____ PROVIDED DATA

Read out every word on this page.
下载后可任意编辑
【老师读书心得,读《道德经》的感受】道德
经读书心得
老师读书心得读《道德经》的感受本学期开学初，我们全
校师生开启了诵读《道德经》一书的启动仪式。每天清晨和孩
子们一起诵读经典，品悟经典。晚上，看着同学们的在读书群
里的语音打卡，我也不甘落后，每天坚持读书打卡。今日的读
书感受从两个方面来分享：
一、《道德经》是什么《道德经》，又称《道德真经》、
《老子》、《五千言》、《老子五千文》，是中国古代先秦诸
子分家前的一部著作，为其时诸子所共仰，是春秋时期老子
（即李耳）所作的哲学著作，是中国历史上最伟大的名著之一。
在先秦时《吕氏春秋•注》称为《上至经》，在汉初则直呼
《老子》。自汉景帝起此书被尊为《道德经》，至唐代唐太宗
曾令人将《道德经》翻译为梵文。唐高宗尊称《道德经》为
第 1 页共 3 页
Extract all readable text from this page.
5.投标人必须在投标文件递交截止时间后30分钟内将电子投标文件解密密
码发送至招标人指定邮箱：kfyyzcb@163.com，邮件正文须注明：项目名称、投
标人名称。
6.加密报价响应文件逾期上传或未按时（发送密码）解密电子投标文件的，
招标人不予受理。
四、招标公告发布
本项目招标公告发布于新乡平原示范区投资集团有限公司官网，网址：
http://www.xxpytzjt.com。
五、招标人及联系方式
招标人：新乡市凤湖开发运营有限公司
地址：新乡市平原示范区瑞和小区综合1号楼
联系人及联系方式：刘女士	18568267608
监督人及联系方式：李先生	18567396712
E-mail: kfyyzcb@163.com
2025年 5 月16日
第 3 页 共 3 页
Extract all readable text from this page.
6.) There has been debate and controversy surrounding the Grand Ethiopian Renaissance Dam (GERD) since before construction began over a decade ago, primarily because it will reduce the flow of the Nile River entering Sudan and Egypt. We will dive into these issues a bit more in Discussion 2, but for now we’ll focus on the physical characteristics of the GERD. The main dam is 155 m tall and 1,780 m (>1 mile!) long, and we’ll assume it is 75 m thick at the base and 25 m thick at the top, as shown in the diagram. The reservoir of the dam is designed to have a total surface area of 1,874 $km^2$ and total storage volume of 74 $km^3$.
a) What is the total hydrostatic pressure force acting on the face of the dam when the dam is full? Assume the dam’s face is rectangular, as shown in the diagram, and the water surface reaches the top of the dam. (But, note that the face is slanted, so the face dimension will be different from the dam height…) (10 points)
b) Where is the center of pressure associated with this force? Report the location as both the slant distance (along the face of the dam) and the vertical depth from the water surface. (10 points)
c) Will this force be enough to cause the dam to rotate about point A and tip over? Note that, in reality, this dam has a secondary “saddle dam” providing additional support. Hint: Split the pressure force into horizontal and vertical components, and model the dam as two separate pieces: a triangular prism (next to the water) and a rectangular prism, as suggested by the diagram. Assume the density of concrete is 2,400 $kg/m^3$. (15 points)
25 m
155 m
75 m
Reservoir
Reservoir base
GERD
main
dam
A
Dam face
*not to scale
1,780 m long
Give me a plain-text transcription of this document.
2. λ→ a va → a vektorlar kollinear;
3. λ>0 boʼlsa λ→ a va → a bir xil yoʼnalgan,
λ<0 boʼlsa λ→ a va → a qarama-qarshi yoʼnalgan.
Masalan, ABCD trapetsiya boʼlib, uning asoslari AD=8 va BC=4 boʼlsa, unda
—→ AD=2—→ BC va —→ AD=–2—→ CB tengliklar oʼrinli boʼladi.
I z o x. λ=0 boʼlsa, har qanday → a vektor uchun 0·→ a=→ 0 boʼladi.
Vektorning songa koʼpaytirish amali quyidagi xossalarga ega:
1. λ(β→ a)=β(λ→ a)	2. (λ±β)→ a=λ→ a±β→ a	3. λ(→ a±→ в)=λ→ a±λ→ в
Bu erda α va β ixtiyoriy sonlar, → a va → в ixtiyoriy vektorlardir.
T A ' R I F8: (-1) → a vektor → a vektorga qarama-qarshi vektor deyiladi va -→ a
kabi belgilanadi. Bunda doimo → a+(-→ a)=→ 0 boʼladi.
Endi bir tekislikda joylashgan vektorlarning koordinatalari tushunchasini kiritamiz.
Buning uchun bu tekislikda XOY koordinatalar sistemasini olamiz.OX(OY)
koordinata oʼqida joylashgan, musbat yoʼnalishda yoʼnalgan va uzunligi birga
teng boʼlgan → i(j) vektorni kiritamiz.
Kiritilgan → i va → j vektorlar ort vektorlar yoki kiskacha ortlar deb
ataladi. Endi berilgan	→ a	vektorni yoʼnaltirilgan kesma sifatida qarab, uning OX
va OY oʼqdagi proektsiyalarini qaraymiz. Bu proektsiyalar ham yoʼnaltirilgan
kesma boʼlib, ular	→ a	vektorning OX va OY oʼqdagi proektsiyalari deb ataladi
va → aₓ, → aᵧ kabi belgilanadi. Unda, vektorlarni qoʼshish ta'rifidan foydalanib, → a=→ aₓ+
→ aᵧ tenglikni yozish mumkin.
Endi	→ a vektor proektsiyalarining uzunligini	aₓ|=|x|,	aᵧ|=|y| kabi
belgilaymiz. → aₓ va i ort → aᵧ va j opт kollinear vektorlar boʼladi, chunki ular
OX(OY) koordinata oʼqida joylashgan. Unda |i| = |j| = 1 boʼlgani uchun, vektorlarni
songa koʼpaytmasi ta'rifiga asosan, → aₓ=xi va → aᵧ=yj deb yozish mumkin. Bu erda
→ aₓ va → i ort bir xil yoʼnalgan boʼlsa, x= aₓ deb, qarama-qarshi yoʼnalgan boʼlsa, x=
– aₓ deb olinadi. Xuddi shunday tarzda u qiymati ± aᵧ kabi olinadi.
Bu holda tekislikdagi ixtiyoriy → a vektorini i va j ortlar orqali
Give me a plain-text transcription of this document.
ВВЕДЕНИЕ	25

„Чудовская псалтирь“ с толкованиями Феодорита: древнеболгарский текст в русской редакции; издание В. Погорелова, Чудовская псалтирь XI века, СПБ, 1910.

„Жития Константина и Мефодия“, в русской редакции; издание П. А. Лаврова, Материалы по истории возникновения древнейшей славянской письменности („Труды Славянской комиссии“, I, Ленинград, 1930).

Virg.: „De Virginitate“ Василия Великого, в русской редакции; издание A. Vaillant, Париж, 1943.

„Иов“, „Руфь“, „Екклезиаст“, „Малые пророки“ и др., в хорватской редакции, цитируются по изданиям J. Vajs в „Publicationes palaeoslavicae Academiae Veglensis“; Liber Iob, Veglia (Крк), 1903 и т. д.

________

▶ [GOAL OF THE EXERCISE]:
Where a line above includes "over", copy that line.

▶ [RESULT FOR THIS TASK]:
6.) There has been debate and controversy surrounding the Grand Ethiopian Renaissance Dam (GERD) since before construction began over a decade ago, primarily because it will reduce the flow of the Nile River entering Sudan and Egypt. We will dive into these issues a bit more in Discussion 2, but for now we’ll focus on the physical characteristics of the GERD. The main dam is 155 m tall and 1,780 m (>1 mile!) long, and we’ll assume it is 75 m thick at the base and 25 m thick at the top, as shown in the diagram. The reservoir of the dam is designed to have a total surface area of 1,874 $km^2$ and total storage volume of 74 $km^3$.
c) Will this force be enough to cause the dam to rotate about point A and tip over? Note that, in reality, this dam has a secondary “saddle dam” providing additional support. Hint: Split the pressure force into horizontal and vertical components, and model the dam as two separate pieces: a triangular prism (next to the water) and a rectangular prism, as suggested by the diagram. Assume the density of concrete is 2,400 $kg/m^3$. (15 points)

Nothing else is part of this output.